------ Material to process

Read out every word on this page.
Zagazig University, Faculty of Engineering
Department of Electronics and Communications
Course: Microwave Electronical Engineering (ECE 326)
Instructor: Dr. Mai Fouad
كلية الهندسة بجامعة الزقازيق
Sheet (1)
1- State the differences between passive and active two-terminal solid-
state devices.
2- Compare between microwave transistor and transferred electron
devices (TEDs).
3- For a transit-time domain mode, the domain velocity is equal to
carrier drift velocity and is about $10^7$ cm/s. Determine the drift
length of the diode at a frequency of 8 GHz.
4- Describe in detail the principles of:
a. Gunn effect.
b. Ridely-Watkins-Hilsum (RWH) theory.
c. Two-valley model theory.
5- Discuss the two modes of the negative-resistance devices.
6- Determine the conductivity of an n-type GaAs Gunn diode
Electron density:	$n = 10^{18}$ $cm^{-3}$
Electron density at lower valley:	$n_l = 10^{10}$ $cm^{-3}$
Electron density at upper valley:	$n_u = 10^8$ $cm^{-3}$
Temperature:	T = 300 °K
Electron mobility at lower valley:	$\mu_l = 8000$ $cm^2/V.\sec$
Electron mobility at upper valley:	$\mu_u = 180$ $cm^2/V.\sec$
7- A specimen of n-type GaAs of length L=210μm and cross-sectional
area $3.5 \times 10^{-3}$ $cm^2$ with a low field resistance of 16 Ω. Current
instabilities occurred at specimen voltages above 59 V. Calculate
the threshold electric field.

------------

#### [The problem]
Reproduce each entry word for word.

#### [Worked solution]
Read out every word on this page.
Zagazig University, Faculty of Engineering
Department of Electronics and Communications
Course: Microwave Electronical Engineering (ECE 326)
Instructor: Dr. Mai Fouad
كلية الهندسة بجامعة الزقازيق
Sheet (1)
1- State the differences between passive and active two-terminal solid-
state devices.
2- Compare between microwave transistor and transferred electron
devices (TEDs).
3- For a transit-time domain mode, the domain velocity is equal to
carrier drift velocity and is about $10^7$ cm/s. Determine the drift
length of the diode at a frequency of 8 GHz.
4- Describe in detail the principles of:
a. Gunn effect.
b. Ridely-Watkins-Hilsum (RWH) theory.
c. Two-valley model theory.
5- Discuss the two modes of the negative-resistance devices.
6- Determine the conductivity of an n-type GaAs Gunn diode
Electron density:	$n = 10^{18}$ $cm^{-3}$
Electron density at lower valley:	$n_l = 10^{10}$ $cm^{-3}$
Electron density at upper valley:	$n_u = 10^8$ $cm^{-3}$
Temperature:	T = 300 °K
Electron mobility at lower valley:	$\mu_l = 8000$ $cm^2/V.\sec$
Electron mobility at upper valley:	$\mu_u = 180$ $cm^2/V.\sec$
7- A specimen of n-type GaAs of length L=210μm and cross-sectional
area $3.5 \times 10^{-3}$ $cm^2$ with a low field resistance of 16 Ω. Current
instabilities occurred at specimen voltages above 59 V. Calculate
the threshold electric field.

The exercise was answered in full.